> [Problem requirements] Where a line holds the word "JSON", copy that line.
— START OF Available records —
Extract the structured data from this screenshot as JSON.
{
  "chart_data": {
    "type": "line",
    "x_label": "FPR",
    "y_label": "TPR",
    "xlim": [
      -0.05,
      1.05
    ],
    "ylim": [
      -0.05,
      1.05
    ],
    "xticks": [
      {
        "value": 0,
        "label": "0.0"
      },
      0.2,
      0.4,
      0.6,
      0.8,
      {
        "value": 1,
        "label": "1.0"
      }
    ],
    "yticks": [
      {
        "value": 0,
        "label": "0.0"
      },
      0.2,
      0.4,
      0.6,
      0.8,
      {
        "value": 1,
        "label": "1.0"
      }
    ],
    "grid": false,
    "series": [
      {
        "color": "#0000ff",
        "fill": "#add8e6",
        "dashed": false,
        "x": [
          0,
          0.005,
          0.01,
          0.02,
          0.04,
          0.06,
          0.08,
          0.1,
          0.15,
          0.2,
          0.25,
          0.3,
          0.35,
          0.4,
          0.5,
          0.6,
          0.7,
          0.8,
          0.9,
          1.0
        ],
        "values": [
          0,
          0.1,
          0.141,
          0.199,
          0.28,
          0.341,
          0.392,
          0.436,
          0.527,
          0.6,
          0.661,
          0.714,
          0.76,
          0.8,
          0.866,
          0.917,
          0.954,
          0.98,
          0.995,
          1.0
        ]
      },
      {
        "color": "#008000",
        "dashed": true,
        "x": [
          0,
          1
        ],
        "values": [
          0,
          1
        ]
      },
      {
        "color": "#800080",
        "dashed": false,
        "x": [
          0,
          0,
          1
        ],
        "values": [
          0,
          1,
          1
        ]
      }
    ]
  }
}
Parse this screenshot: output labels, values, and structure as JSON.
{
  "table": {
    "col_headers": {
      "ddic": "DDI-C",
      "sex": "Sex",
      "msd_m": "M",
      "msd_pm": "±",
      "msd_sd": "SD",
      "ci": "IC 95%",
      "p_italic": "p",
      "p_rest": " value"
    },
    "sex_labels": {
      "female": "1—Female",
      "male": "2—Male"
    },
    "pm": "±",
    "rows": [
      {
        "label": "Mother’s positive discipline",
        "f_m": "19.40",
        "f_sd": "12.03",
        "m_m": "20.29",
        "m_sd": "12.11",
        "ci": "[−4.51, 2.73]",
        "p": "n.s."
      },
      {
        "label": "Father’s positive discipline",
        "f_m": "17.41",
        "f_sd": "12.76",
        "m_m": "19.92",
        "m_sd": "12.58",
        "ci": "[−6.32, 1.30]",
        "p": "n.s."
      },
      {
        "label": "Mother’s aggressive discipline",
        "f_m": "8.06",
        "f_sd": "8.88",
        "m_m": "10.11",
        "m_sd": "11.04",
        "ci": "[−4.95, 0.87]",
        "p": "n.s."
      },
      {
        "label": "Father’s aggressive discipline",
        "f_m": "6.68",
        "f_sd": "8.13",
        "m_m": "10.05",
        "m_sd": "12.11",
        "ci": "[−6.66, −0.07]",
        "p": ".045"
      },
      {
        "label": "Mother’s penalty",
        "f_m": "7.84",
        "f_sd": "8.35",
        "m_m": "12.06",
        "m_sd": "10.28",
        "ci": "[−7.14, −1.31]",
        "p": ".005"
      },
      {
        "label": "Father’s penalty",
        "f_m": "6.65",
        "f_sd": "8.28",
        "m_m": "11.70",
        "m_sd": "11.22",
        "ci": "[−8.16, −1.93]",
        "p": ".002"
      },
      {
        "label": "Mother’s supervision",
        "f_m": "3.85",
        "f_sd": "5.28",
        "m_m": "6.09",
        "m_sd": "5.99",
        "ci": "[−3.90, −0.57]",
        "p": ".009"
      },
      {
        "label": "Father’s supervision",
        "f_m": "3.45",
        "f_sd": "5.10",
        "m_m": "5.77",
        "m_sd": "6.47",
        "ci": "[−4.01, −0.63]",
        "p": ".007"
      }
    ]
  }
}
— END OF Available records —
> [Completed exercise]
Extract the structured data from this screenshot as JSON.
Parse this screenshot: output labels, values, and structure as JSON.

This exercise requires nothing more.